Excerpted data ::
----
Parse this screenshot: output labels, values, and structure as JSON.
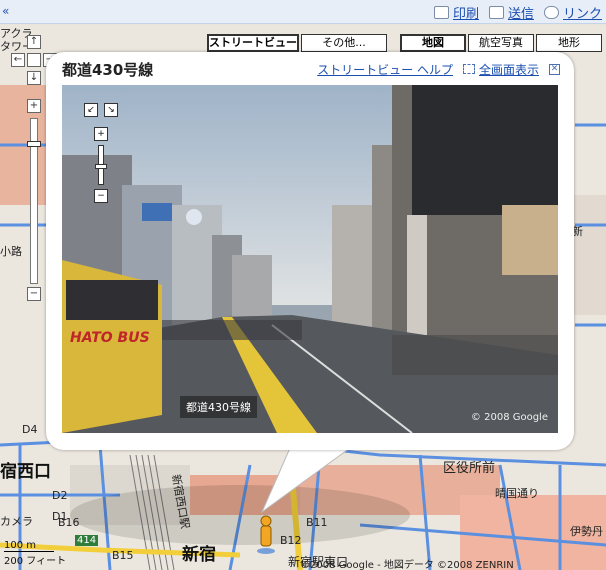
{
  "top_bar": {
    "collapse_glyph": "«",
    "links": [
      {
        "label": "印刷",
        "icon": "print-icon"
      },
      {
        "label": "送信",
        "icon": "mail-icon"
      },
      {
        "label": "リンク",
        "icon": "link-icon"
      }
    ]
  },
  "map_type": {
    "streetview_label": "ストリートビュー",
    "other_label": "その他...",
    "map_label": "地図",
    "aerial_label": "航空写真",
    "terrain_label": "地形",
    "active": "地図"
  },
  "zoom": {
    "pan_up": "↑",
    "pan_left": "←",
    "pan_right": "→",
    "pan_down": "↓",
    "zoom_in": "+",
    "zoom_out": "−"
  },
  "info_window": {
    "title": "都道430号線",
    "streetview_help_label": "ストリートビュー ヘルプ",
    "fullscreen_label": "全画面表示",
    "close_glyph": "✕"
  },
  "panorama": {
    "road_label": "都道430号線",
    "copyright": "© 2008 Google",
    "bus_text": "HATO BUS",
    "zoom_in": "+",
    "zoom_out": "−",
    "expand_glyphs": [
      "↙",
      "↘"
    ]
  },
  "map_labels": {
    "station_west": "宿西口",
    "shinjuku": "新宿",
    "kubyo_front": "区役所前",
    "seiko_street": "晴国通り",
    "camera": "カメラ",
    "shinjuku_east": "新宿駅東口",
    "isetan": "伊勢丹",
    "label_d4": "D4",
    "label_d2": "D2",
    "label_d1": "D1",
    "label_b16": "B16",
    "label_b11": "B11",
    "label_b12": "B12",
    "label_b15": "B15",
    "label_414": "414",
    "label_ata": "アクラ",
    "label_tower": "タワー",
    "label_sho": "小路",
    "label_ni": "新",
    "label_shin": "新宿西口駅"
  },
  "scale": {
    "meters": "100 m",
    "feet": "200 フィート"
  },
  "attribution": "©2008 Google - 地図データ ©2008 ZENRIN"
}
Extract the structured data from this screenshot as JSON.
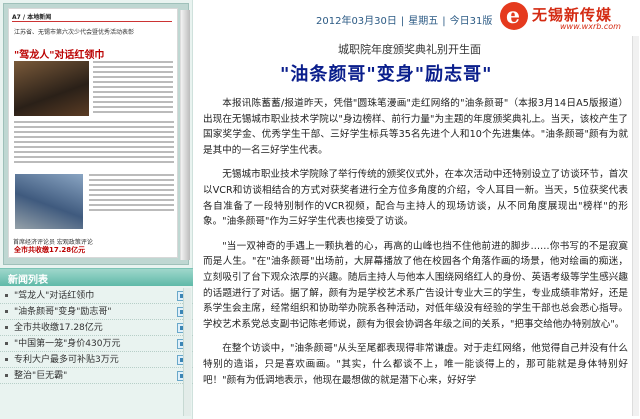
{
  "header": {
    "date": "2012年03月30日",
    "weekday": "星期五",
    "issue": "今日31版",
    "logo_text": "无锡新传媒",
    "logo_url": "www.wxrb.com"
  },
  "thumbnail": {
    "head": "A7 / 本地新闻",
    "subline": "江苏省、无锡市第六次少代会暨优秀活动表彰",
    "title": "\"驾龙人\"对话红领巾",
    "bottom": "首席经济评论员 宏观政策评论",
    "bottom_red": "全市共收缴17.28亿元"
  },
  "news_list": {
    "title": "新闻列表",
    "items": [
      "\"驾龙人\"对话红领巾",
      "\"油条颜哥\"变身\"励志哥\"",
      "全市共收缴17.28亿元",
      "\"中国第一笼\"身价430万元",
      "专利大户最多可补贴3万元",
      "整治\"巨无霸\""
    ]
  },
  "article": {
    "rubric": "城职院年度颁奖典礼别开生面",
    "headline": "\"油条颜哥\"变身\"励志哥\"",
    "paragraphs": [
      "本报讯陈蓄蓄/报道昨天，凭借\"圆珠笔漫画\"走红网络的\"油条颜哥\"（本报3月14日A5版报道）出现在无锡城市职业技术学院以\"身边榜样、前行力量\"为主题的年度颁奖典礼上。当天，该校产生了国家奖学金、优秀学生干部、三好学生标兵等35名先进个人和10个先进集体。\"油条颜哥\"颜有为就是其中的一名三好学生代表。",
      "无锡城市职业技术学院除了举行传统的颁奖仪式外，在本次活动中还特别设立了访谈环节，首次以VCR和访谈相结合的方式对获奖者进行全方位多角度的介绍，令人耳目一新。当天，5位获奖代表各自准备了一段特别制作的VCR视频，配合与主持人的现场访谈，从不同角度展现出\"榜样\"的形象。\"油条颜哥\"作为三好学生代表也接受了访谈。",
      "\"当一双神奇的手遇上一颗执着的心，再高的山峰也挡不住他前进的脚步……你书写的不是寂寞而是人生。\"在\"油条颜哥\"出场前，大屏幕播放了他在校园各个角落作画的场景，他对绘画的痴迷，立刻吸引了台下观众浓厚的兴趣。随后主持人与他本人围绕网络红人的身份、英语考级等学生感兴趣的话题进行了对话。据了解，颜有为是学校艺术系广告设计专业大三的学生，专业成绩非常好，还是系学生会主席，经常组织和协助举办院系各种活动，对低年级没有经验的学生干部也总会悉心指导。学校艺术系党总支副书记陈老师说，颜有为很会协调各年级之间的关系，\"把事交给他办特别放心\"。",
      "在整个访谈中，\"油条颜哥\"从头至尾都表现得非常谦虚。对于走红网络，他觉得自己并没有什么特别的造诣，只是喜欢画画。\"其实，什么都谈不上，唯一能谈得上的，那可能就是身体特别好吧！\"颜有为低调地表示，他现在最想做的就是潜下心来，好好学"
    ]
  }
}
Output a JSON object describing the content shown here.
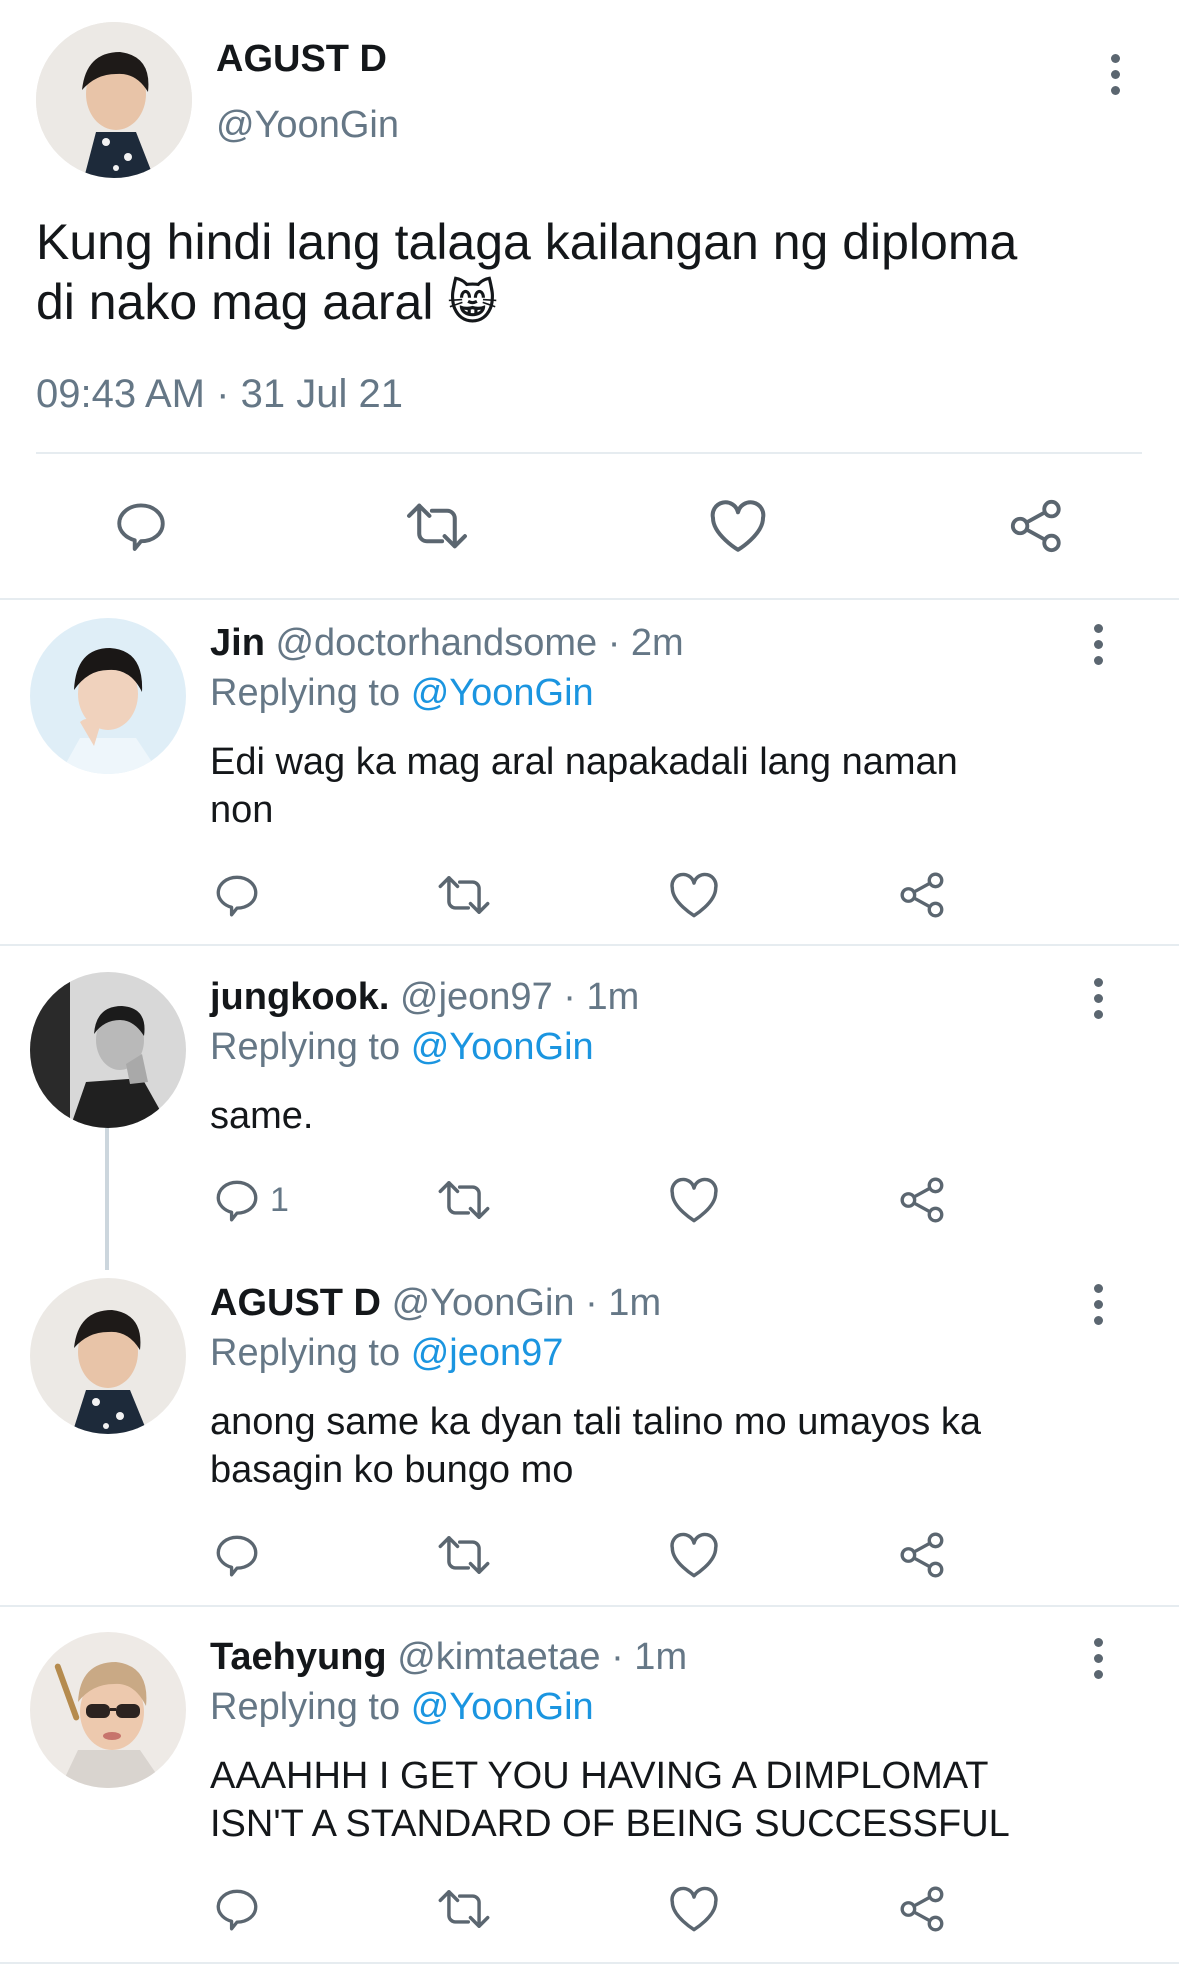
{
  "main_tweet": {
    "name": "AGUST D",
    "handle": "@YoonGin",
    "text_line1": "Kung hindi lang talaga kailangan ng diploma",
    "text_line2": "di nako mag aaral",
    "emoji": "😸",
    "time": "09:43 AM",
    "date": "31 Jul 21",
    "sep": "·"
  },
  "replies": [
    {
      "name": "Jin",
      "handle": "@doctorhandsome",
      "time": "· 2m",
      "replying_prefix": "Replying to",
      "replying_to": "@YoonGin",
      "text_line1": "Edi wag ka mag aral napakadali lang naman",
      "text_line2": "non",
      "reply_count": ""
    },
    {
      "name": "jungkook.",
      "handle": "@jeon97",
      "time": "· 1m",
      "replying_prefix": "Replying to",
      "replying_to": "@YoonGin",
      "text_line1": "same.",
      "reply_count": "1"
    },
    {
      "name": "AGUST D",
      "handle": "@YoonGin",
      "time": "· 1m",
      "replying_prefix": "Replying to",
      "replying_to": "@jeon97",
      "text_line1": "anong same ka dyan tali talino mo umayos ka",
      "text_line2": "basagin ko bungo mo",
      "reply_count": ""
    },
    {
      "name": "Taehyung",
      "handle": "@kimtaetae",
      "time": "· 1m",
      "replying_prefix": "Replying to",
      "replying_to": "@YoonGin",
      "text_line1": "AAAHHH I GET YOU HAVING A DIMPLOMAT",
      "text_line2": "ISN'T A STANDARD OF BEING SUCCESSFUL",
      "reply_count": ""
    }
  ],
  "icons": [
    "reply-icon",
    "retweet-icon",
    "like-icon",
    "share-icon",
    "more-icon"
  ],
  "colors": {
    "link": "#1b95e0",
    "secondary": "#657786",
    "divider": "#e6ecf0",
    "icon": "#5b6670"
  }
}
----
What the exercise asks ::
Which lines of the data include "title"? Copy each of them.

The output ::
    "title": "都道430号線",
    "title": "\"驾龙人\"对话红领巾",
    "title": "新闻列表",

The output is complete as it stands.